**Supplied material:**
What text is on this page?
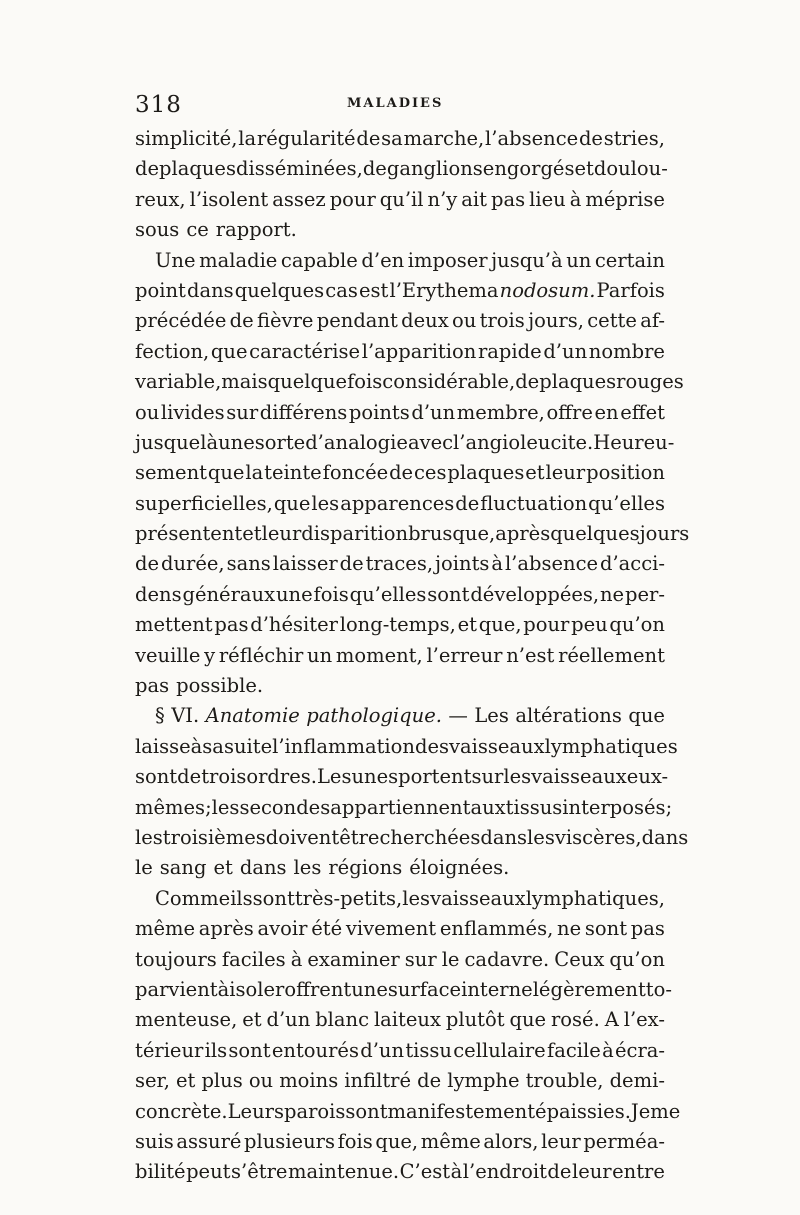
318	MALADIES
simplicité, la régularité de sa marche, l’absence de stries,
de plaques disséminées, de ganglions engorgés et doulou-
reux, l’isolent assez pour qu’il n’y ait pas lieu à méprise
sous ce rapport.
Une maladie capable d’en imposer jusqu’à un certain
point dans quelques cas est l’Erythema nodosum. Parfois
précédée de fièvre pendant deux ou trois jours, cette af-
fection, que caractérise l’apparition rapide d’un nombre
variable, mais quelquefois considérable, de plaques rouges
ou livides sur différens points d’un membre, offre en effet
jusque là une sorte d’analogie avec l’angioleucite. Heureu-
sement que la teinte foncée de ces plaques et leur position
superficielles, que les apparences de fluctuation qu’elles
présentent et leur disparition brusque, après quelques jours
de durée, sans laisser de traces, joints à l’absence d’acci-
dens généraux une fois qu’elles sont développées, ne per-
mettent pas d’hésiter long-temps, et que, pour peu qu’on
veuille y réfléchir un moment, l’erreur n’est réellement
pas possible.
§ VI. Anatomie pathologique. — Les altérations que
laisse à sa suite l’inflammation des vaisseaux lymphatiques
sont de trois ordres. Les unes portent sur les vaisseaux eux-
mêmes; les secondes appartiennent aux tissus interposés;
les troisièmes doivent être cherchées dans les viscères, dans
le sang et dans les régions éloignées.
Comme ils sont très-petits, les vaisseaux lymphatiques,
même après avoir été vivement enflammés, ne sont pas
toujours faciles à examiner sur le cadavre. Ceux qu’on
parvient à isoler offrent une surface interne légèrement to-
menteuse, et d’un blanc laiteux plutôt que rosé. A l’ex-
térieur ils sont entourés d’un tissu cellulaire facile à écra-
ser, et plus ou moins infiltré de lymphe trouble, demi-
concrète. Leurs parois sont manifestement épaissies. Je me
suis assuré plusieurs fois que, même alors, leur perméa-
bilité peut s’être maintenue. C’est à l’endroit de leur entre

**What the task asks:** Go through the entries above and copy every line containing "elles".

**Correct result:**
superficielles, que les apparences de fluctuation qu’elles
dens généraux une fois qu’elles sont développées, ne per-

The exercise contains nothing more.